● **DOCUMENT SEGMENT**
_____
Teenage girl who was ritualistically buried alive during the Middle Ages says she can relate.

At one time, moe characters–manga-style mascots usually drawn as young women–were a ubiquitous fixture in Japanese culture, being seen everywhere from Buddhist temples to beer. However, recent high-profile incidents have caused the practice to come under scrutiny and prompted people to ask important questions like: “Do we really need a saucer-eyed teenage girl telling us to join the military?”

The most recent censorship of a Love Live! tie-in with Numazu City in Shizuoka has sent shockwaves reaching into rural Gujo City, Gifu Prefecture, where an unofficial local mascot, Oyoshi-chan, says she’s been in this situation herself.

▼ “These extreme complaints about illustrations of girls are really sad. I had a similar trauma before, becoming unofficial and unrecognized. I was replaced for a pamphlet about my castle. I was even conservatively dressed…”

The image in the tweet above shows the original pamphlet with a vibrant, well-detailed illustration of Oyoshi-chan on the left, and the pamphlet it was hastily replaced with on the right, featuring a clipart family who look like they’re all on anti-depression medication. Oyoshi went on to explain that this all happened about four years ago.
_____
● **SUPPLIED INFORMATION**
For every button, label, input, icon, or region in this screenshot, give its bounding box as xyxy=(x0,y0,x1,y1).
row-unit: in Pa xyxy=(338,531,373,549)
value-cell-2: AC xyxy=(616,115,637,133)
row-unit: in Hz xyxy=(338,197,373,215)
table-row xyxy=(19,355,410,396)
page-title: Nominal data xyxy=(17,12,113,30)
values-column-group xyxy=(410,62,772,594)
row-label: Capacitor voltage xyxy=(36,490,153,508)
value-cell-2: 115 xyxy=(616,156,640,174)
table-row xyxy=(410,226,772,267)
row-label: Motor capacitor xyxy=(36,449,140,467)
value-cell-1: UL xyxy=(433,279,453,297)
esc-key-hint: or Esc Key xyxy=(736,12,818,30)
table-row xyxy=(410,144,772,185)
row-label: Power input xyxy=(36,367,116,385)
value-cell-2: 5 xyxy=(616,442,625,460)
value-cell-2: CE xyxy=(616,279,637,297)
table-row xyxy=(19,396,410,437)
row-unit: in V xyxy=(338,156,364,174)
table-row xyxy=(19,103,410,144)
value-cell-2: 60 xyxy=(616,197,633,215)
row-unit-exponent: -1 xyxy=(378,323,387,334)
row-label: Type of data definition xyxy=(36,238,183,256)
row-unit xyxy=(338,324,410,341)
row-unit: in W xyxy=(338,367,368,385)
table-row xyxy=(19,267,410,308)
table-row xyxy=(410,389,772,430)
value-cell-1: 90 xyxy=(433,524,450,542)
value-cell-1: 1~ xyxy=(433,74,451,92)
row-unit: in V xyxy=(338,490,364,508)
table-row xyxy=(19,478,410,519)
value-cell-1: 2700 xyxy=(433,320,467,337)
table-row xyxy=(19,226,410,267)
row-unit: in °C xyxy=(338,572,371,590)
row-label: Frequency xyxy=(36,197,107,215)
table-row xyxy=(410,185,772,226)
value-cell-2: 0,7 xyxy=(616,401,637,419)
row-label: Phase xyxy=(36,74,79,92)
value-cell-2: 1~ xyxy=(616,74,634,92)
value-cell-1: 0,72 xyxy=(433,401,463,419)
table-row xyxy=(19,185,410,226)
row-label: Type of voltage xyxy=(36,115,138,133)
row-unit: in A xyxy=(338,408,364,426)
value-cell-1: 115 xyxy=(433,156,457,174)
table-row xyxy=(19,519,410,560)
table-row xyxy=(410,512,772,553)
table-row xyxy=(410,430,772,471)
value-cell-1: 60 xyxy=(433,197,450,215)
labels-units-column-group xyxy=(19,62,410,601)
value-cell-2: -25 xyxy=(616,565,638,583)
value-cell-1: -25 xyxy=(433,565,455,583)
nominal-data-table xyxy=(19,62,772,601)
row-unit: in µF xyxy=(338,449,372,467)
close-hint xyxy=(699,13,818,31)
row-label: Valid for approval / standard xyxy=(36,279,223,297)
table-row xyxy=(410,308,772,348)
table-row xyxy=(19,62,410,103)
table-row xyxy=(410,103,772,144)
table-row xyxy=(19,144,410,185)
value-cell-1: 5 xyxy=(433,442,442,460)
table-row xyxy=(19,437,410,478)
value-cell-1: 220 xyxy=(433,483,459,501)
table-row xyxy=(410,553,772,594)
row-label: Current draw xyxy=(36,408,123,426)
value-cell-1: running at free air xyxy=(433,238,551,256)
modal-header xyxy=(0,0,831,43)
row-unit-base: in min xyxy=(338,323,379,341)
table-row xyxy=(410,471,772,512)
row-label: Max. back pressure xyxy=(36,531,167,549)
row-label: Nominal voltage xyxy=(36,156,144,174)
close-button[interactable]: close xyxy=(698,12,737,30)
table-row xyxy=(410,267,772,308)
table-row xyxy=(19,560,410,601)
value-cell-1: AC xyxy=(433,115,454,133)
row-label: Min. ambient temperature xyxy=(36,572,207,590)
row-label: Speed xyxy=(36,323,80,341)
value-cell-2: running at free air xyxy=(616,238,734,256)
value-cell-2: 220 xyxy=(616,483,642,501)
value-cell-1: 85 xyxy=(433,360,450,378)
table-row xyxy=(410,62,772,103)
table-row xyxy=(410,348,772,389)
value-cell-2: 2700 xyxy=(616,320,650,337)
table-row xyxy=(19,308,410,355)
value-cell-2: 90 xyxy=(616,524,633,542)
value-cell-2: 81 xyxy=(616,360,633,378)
_____
● **WHAT YOU WILL DO**
1. According to the article about the mascot Oyoshi-chan, where is Oyoshi-chan an unofficial local mascot?
2. Reproduce a passage of the article about Oyoshi-chan with "Numazu City" swapped out for "the city of Numazu". Begin at the words "The most recent" and stop after "this situation herself.".
3. Render this sentence from the article about Oyoshi-chan in Spanish: "Oyoshi went on to explain that this all happened about four years ago."

● **SOLUTIONS TO THE PROBLEMS**
1. Oyoshi-chan is an unofficial local mascot in rural Gujo City, Gifu Prefecture.

2.
The most recent censorship of a Love Live! tie-in with the city of Numazu in Shizuoka has sent shockwaves reaching into rural Gujo City, Gifu Prefecture, where an unofficial local mascot, Oyoshi-chan, says she’s been in this situation herself.

3. Oyoshi explicó además que todo esto ocurrió hace unos cuatro años.